* START Input material *

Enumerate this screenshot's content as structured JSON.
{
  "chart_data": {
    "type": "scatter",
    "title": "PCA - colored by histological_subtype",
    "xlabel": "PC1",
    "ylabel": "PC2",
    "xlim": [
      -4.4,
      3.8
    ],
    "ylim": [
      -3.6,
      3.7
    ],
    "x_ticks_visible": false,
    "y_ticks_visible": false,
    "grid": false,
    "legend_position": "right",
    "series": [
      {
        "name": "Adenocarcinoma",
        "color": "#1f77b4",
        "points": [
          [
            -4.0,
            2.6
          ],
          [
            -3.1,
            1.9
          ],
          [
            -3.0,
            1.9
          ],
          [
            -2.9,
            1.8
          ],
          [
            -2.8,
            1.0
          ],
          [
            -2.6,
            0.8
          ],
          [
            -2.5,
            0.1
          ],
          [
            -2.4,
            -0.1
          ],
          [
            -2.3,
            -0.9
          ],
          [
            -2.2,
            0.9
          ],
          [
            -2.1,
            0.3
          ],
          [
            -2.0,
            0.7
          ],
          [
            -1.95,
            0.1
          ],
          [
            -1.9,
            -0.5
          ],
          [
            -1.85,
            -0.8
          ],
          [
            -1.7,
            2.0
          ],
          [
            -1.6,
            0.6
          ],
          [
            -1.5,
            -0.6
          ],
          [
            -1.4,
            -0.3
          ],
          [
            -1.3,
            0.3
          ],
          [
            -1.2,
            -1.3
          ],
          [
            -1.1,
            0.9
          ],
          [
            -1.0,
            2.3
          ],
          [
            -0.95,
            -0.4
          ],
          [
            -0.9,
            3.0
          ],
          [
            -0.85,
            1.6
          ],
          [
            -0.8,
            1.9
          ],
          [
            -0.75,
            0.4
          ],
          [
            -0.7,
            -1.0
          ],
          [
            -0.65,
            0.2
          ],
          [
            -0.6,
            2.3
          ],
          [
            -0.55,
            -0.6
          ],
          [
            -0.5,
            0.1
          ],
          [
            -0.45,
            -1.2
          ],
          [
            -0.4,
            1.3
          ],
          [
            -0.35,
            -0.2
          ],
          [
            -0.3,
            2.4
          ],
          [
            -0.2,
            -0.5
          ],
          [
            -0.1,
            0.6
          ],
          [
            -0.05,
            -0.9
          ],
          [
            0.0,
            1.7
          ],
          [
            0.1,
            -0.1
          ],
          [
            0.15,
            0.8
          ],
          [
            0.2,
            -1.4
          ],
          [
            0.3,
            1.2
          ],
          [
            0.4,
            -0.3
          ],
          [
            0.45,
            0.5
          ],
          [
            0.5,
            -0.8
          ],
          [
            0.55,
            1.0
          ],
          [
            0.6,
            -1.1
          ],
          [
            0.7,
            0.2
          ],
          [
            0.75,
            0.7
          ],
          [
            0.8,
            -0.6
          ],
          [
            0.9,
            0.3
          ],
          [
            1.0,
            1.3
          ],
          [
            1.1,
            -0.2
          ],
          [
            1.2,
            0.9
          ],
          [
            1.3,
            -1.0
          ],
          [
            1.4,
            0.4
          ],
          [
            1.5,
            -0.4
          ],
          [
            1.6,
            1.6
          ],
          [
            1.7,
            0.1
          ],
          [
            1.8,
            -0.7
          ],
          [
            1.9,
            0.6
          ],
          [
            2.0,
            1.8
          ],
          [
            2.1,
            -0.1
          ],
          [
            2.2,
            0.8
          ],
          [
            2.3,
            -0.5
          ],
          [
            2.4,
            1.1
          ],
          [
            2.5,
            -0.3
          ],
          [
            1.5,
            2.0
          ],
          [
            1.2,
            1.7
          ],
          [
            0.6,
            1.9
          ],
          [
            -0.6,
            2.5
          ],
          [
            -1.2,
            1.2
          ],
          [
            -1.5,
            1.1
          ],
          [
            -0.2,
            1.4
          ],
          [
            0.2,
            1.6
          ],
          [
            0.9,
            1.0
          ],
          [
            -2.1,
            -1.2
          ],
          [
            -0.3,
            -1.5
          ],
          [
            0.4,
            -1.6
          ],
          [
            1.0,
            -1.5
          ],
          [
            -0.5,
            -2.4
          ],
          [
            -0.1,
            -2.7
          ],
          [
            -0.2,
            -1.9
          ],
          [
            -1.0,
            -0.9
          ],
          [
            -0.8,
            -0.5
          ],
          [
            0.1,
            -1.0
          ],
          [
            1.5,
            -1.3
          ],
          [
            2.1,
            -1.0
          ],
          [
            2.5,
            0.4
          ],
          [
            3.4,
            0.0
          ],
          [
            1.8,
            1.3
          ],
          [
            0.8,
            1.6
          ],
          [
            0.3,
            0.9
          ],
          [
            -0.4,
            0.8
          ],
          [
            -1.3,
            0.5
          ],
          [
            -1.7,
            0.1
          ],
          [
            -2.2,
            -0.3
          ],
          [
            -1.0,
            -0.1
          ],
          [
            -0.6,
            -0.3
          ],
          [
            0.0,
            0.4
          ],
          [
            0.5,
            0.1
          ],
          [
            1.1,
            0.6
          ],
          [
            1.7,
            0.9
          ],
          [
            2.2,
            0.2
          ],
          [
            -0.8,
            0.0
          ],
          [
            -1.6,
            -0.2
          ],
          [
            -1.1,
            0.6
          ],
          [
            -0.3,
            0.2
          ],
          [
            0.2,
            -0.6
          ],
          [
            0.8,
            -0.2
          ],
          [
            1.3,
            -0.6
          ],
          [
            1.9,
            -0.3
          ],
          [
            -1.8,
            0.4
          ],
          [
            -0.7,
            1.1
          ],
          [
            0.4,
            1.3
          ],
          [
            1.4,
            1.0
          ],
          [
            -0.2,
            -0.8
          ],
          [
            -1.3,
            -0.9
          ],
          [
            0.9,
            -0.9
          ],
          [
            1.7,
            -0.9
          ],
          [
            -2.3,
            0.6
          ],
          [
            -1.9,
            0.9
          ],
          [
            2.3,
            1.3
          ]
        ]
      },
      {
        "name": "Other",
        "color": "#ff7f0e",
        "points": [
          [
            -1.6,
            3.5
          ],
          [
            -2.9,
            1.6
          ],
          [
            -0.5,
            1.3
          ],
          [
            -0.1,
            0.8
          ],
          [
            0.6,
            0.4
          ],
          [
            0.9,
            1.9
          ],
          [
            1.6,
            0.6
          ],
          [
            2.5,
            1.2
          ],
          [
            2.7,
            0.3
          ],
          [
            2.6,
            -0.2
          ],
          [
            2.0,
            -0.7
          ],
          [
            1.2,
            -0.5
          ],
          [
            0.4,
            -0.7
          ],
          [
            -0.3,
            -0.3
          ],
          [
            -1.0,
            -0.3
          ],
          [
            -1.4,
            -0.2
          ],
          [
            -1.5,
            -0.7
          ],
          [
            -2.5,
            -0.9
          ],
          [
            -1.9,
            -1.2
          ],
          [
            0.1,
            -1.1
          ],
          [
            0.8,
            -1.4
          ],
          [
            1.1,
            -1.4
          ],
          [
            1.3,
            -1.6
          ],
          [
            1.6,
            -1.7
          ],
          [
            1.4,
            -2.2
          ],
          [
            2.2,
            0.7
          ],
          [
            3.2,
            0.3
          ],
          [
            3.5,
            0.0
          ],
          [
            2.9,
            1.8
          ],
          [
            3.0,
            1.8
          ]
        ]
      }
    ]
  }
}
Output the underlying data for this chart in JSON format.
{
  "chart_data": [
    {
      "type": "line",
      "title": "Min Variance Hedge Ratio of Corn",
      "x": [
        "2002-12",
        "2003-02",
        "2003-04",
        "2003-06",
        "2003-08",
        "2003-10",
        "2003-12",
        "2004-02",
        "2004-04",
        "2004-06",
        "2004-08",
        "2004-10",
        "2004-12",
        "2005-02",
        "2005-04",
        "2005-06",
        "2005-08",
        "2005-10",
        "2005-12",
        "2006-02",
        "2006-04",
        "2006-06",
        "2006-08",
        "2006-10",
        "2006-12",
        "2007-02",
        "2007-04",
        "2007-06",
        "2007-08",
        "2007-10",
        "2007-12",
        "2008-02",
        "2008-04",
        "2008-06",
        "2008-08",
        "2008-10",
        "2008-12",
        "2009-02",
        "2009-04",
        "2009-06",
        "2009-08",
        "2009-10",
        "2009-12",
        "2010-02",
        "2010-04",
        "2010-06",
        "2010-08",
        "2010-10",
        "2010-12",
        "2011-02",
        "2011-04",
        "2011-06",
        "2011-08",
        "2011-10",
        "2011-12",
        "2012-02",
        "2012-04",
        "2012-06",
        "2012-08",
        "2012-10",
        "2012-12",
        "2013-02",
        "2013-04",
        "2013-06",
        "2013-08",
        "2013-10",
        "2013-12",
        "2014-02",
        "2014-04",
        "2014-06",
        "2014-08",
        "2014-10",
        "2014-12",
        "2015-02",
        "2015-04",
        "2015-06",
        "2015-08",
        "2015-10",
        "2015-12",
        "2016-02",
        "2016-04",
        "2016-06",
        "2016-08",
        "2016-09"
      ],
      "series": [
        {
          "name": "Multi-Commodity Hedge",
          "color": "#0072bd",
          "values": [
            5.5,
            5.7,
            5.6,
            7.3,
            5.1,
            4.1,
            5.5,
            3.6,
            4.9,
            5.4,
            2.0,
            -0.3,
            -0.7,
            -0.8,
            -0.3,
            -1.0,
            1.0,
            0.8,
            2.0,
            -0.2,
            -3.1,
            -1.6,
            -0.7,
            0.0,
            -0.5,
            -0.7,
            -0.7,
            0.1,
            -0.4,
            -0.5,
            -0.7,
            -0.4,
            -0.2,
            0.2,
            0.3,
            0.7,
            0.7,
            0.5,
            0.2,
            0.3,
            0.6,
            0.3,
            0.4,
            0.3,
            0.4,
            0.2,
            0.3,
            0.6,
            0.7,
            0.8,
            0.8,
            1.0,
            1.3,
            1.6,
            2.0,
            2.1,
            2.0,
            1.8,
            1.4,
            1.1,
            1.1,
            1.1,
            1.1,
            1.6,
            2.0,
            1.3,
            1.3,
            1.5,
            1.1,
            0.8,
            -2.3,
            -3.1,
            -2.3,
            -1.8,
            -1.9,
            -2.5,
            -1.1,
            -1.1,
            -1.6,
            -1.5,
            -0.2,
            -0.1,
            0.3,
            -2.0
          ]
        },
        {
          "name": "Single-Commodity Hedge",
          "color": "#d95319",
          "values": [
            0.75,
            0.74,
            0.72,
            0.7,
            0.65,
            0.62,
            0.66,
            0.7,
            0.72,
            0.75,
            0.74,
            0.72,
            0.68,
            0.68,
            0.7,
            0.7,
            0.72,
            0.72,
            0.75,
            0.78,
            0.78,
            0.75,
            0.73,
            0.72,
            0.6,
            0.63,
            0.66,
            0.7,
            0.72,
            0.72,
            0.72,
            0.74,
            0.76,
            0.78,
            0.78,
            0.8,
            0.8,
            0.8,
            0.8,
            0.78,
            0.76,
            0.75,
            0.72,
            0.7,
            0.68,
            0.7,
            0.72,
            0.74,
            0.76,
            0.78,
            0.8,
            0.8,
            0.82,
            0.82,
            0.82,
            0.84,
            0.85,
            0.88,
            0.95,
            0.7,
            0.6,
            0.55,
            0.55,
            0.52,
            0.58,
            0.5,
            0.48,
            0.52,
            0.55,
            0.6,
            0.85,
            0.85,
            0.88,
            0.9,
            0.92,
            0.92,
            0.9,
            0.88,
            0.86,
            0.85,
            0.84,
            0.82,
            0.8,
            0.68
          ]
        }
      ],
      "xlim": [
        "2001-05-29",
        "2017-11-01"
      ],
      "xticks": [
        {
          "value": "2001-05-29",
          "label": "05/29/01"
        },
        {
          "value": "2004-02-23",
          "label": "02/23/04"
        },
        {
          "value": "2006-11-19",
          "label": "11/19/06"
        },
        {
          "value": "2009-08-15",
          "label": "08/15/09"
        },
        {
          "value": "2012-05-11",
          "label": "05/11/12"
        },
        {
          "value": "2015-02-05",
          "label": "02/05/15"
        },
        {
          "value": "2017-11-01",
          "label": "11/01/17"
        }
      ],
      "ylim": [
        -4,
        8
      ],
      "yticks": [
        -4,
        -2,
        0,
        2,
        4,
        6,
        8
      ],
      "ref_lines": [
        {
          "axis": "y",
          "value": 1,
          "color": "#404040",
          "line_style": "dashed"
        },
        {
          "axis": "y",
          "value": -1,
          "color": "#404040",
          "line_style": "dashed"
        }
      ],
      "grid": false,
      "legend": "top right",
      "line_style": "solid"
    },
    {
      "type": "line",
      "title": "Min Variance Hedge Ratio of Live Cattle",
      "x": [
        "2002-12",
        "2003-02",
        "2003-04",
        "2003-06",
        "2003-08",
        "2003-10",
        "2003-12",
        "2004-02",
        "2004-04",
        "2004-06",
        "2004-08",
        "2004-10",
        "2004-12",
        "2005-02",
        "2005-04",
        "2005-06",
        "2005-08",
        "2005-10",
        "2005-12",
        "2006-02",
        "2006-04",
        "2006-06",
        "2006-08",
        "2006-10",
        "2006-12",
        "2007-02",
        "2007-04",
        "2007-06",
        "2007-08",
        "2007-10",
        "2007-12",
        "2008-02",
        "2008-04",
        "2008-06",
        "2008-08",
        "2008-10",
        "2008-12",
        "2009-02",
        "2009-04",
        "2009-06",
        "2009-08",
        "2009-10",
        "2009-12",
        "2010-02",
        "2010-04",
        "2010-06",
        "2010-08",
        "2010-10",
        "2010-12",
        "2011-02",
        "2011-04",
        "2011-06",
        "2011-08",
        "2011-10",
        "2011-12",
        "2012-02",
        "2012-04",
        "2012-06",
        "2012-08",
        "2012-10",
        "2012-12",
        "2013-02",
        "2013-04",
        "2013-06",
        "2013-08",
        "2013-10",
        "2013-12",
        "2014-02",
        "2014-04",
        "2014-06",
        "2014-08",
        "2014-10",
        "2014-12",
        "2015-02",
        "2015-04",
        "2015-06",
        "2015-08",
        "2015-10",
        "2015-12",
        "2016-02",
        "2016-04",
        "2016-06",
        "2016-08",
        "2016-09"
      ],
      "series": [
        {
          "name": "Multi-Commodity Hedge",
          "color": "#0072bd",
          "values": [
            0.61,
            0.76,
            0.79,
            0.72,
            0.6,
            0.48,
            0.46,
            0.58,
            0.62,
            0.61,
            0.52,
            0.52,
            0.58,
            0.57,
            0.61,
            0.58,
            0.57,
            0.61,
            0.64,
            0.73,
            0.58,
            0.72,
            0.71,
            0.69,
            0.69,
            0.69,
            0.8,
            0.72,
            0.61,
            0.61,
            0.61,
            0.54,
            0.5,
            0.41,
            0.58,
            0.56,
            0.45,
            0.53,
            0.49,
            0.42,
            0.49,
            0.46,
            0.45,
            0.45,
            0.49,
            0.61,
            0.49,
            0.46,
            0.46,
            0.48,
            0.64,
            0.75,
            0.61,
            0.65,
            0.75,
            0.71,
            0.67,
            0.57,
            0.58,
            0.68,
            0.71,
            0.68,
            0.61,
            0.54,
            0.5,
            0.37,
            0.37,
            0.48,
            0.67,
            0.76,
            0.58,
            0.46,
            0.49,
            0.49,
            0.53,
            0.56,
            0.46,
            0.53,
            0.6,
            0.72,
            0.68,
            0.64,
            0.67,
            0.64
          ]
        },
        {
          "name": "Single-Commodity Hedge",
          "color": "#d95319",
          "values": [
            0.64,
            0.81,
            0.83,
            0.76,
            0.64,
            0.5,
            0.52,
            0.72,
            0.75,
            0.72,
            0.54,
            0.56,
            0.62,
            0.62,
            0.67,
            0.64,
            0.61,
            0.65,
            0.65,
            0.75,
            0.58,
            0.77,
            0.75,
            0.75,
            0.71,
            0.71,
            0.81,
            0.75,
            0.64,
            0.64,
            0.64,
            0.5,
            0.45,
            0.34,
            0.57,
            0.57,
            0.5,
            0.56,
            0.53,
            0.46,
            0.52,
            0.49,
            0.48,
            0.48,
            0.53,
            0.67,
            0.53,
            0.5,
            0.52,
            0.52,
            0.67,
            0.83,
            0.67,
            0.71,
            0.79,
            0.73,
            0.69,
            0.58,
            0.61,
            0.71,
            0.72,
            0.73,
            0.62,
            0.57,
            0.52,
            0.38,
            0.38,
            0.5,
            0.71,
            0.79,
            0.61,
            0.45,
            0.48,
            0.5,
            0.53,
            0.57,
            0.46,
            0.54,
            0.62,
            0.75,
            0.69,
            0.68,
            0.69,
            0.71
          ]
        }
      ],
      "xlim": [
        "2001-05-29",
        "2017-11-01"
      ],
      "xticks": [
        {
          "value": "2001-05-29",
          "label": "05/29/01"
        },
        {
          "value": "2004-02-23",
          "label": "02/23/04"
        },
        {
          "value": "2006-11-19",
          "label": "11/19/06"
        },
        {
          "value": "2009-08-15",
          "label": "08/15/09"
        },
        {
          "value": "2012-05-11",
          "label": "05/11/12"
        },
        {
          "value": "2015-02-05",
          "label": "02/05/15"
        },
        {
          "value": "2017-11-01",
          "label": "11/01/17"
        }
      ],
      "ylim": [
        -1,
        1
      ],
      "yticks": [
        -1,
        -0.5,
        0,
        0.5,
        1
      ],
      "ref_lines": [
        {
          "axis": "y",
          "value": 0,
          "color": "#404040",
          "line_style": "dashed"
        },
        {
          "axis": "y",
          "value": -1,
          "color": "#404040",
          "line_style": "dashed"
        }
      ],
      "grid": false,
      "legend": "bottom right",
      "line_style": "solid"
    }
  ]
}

* END Input material *

Pull out every line in the material above where "JSON" occurs.

Enumerate this screenshot's content as structured JSON.
Output the underlying data for this chart in JSON format.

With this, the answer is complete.